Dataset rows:

┄┄┄┄┄┄┄┄┄┄┄┄┄┄┄┄┄┄┄┄

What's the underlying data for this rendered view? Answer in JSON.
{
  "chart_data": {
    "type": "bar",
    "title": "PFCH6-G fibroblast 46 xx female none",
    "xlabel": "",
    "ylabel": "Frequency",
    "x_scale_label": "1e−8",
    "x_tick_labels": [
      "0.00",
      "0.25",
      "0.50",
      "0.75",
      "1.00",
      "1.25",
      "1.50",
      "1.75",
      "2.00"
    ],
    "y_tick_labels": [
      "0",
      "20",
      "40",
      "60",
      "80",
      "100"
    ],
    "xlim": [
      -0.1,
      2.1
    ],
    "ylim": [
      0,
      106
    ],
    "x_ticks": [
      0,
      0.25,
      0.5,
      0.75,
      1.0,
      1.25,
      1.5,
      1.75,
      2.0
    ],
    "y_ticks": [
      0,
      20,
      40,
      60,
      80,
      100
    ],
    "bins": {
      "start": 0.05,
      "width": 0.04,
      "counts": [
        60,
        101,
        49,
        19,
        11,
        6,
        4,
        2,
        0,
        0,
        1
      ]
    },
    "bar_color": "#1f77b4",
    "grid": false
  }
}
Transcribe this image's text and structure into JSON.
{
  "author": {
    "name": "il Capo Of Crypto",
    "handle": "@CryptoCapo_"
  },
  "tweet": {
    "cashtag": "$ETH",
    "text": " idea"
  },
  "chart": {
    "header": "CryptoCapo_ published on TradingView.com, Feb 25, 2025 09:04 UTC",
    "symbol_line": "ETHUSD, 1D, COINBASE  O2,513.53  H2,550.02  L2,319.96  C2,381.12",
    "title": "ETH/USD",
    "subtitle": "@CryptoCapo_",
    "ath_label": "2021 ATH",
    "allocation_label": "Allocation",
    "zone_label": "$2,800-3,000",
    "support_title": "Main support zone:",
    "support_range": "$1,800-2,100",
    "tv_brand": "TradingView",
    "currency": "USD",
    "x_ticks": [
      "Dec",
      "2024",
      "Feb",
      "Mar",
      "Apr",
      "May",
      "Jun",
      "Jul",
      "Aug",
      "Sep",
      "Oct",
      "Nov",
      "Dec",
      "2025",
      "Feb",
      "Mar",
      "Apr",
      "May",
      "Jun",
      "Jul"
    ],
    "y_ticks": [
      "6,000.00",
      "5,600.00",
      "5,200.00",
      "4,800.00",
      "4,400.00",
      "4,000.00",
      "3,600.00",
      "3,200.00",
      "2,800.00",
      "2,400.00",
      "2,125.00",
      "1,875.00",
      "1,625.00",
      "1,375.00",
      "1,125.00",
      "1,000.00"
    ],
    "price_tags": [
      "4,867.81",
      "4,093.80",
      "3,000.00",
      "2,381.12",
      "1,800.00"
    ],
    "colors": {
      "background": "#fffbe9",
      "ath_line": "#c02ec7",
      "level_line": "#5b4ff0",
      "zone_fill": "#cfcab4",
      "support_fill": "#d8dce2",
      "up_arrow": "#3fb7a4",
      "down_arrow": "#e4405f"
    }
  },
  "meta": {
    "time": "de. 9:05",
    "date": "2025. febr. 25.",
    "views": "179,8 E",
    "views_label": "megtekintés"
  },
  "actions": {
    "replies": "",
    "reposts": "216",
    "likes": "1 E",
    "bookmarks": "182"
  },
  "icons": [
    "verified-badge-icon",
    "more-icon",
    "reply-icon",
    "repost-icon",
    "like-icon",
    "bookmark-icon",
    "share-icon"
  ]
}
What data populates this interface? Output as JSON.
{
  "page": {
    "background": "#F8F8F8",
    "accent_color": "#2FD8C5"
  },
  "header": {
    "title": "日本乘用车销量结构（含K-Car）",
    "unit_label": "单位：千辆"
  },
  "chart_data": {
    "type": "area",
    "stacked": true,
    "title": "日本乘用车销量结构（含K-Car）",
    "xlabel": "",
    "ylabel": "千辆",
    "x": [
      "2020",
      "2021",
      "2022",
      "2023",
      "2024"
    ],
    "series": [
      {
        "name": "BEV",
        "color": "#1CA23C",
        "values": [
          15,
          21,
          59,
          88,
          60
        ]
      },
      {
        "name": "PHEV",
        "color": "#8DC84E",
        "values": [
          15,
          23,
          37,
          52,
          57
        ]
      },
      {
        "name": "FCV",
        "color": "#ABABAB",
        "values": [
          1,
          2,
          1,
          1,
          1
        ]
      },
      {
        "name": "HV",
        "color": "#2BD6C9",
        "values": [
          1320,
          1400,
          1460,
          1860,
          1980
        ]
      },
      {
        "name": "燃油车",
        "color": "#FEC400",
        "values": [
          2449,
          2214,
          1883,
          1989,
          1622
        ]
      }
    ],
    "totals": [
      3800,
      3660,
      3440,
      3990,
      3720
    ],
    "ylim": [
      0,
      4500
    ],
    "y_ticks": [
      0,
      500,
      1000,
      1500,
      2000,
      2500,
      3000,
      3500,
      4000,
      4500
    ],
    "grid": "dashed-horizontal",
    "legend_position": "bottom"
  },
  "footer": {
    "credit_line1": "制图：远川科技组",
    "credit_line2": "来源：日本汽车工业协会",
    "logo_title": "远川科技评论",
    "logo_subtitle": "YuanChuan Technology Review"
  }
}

┄┄┄┄┄┄┄┄┄┄┄┄┄┄┄┄┄┄┄┄

▶ _WHAT IS EXPECTED_: Find "TradingView". Copy every line it occurs in.

▶ _FINISHED EXERCISE_:
    "header": "CryptoCapo_ published on TradingView.com, Feb 25, 2025 09:04 UTC",
    "tv_brand": "TradingView",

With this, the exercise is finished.